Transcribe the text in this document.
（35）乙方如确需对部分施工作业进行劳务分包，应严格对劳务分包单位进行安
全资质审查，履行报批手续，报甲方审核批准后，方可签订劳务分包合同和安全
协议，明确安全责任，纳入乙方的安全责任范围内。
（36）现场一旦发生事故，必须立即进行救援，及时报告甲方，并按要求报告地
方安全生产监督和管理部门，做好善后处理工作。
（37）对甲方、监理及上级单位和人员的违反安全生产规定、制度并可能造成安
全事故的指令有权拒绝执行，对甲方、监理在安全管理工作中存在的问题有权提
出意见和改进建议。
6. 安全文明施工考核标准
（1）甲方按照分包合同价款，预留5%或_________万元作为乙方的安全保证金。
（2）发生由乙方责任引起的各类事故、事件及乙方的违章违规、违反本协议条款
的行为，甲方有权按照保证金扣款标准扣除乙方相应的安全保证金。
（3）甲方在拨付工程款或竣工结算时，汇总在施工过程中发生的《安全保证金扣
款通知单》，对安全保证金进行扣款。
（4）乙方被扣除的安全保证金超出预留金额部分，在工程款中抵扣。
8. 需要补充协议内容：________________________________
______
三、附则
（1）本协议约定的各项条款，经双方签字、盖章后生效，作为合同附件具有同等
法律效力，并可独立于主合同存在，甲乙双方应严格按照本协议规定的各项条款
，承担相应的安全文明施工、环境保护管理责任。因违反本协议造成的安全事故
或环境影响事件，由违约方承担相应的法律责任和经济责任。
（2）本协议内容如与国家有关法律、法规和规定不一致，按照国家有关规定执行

### EXERCISE INSTRUCTIONS
Using the entries above, please restate each one word for word.

### FULL RESPONSE
Transcribe the text in this document.
（35）乙方如确需对部分施工作业进行劳务分包，应严格对劳务分包单位进行安
全资质审查，履行报批手续，报甲方审核批准后，方可签订劳务分包合同和安全
协议，明确安全责任，纳入乙方的安全责任范围内。
（36）现场一旦发生事故，必须立即进行救援，及时报告甲方，并按要求报告地
方安全生产监督和管理部门，做好善后处理工作。
（37）对甲方、监理及上级单位和人员的违反安全生产规定、制度并可能造成安
全事故的指令有权拒绝执行，对甲方、监理在安全管理工作中存在的问题有权提
出意见和改进建议。
6. 安全文明施工考核标准
（1）甲方按照分包合同价款，预留5%或_________万元作为乙方的安全保证金。
（2）发生由乙方责任引起的各类事故、事件及乙方的违章违规、违反本协议条款
的行为，甲方有权按照保证金扣款标准扣除乙方相应的安全保证金。
（3）甲方在拨付工程款或竣工结算时，汇总在施工过程中发生的《安全保证金扣
款通知单》，对安全保证金进行扣款。
（4）乙方被扣除的安全保证金超出预留金额部分，在工程款中抵扣。
8. 需要补充协议内容：________________________________
______
三、附则
（1）本协议约定的各项条款，经双方签字、盖章后生效，作为合同附件具有同等
法律效力，并可独立于主合同存在，甲乙双方应严格按照本协议规定的各项条款
，承担相应的安全文明施工、环境保护管理责任。因违反本协议造成的安全事故
或环境影响事件，由违约方承担相应的法律责任和经济责任。
（2）本协议内容如与国家有关法律、法规和规定不一致，按照国家有关规定执行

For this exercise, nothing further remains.